**Short problem**
Check each line of the entries below for the string "makna"; copy every line where it appears.

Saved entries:
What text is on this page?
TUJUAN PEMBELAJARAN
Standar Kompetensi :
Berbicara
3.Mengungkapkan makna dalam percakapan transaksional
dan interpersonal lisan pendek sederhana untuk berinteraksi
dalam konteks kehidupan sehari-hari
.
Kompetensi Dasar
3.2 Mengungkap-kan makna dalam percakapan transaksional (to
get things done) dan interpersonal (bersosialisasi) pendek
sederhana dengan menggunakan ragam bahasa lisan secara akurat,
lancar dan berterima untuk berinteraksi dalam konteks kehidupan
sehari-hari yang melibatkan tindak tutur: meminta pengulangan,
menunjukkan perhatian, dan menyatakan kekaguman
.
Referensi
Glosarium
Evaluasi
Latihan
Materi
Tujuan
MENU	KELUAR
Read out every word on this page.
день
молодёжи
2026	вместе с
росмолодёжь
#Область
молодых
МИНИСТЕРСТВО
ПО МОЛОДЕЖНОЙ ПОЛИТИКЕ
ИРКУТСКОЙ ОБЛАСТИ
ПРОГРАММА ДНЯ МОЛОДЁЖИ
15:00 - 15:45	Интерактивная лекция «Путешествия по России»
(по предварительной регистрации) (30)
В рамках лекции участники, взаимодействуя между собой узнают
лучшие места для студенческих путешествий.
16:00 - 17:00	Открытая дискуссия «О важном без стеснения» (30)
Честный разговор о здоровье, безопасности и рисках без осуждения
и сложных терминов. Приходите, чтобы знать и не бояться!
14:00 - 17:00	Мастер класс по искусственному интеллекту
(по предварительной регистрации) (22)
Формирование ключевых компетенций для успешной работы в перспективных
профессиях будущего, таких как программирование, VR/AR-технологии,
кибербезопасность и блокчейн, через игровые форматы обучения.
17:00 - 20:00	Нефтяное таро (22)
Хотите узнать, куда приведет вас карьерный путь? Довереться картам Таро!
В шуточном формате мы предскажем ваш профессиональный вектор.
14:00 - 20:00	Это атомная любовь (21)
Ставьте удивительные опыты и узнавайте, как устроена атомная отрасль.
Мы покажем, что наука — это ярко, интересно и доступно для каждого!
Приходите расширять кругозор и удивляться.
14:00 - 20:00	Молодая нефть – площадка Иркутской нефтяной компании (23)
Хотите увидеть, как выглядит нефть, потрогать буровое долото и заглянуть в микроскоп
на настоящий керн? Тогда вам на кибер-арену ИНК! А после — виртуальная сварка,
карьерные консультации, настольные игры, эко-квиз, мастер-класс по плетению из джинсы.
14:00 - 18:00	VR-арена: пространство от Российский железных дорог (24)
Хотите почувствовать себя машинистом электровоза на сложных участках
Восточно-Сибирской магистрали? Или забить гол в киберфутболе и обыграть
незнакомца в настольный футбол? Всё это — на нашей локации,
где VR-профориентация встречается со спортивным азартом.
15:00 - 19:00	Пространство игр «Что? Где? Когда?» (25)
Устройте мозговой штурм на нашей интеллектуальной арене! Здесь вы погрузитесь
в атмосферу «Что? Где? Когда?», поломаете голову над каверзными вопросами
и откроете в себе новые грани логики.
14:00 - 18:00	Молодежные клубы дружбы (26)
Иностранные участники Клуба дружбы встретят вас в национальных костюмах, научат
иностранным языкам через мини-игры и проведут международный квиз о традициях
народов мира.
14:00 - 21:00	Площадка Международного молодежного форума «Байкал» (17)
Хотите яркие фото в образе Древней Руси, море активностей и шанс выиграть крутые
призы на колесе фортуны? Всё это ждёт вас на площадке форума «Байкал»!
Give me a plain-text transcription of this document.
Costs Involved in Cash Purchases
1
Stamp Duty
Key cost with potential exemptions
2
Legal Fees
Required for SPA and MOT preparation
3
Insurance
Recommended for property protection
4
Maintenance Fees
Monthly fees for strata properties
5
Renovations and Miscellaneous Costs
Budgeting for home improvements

**Task solution**
3.Mengungkapkan makna dalam percakapan transaksional
3.2 Mengungkap-kan makna dalam percakapan transaksional (to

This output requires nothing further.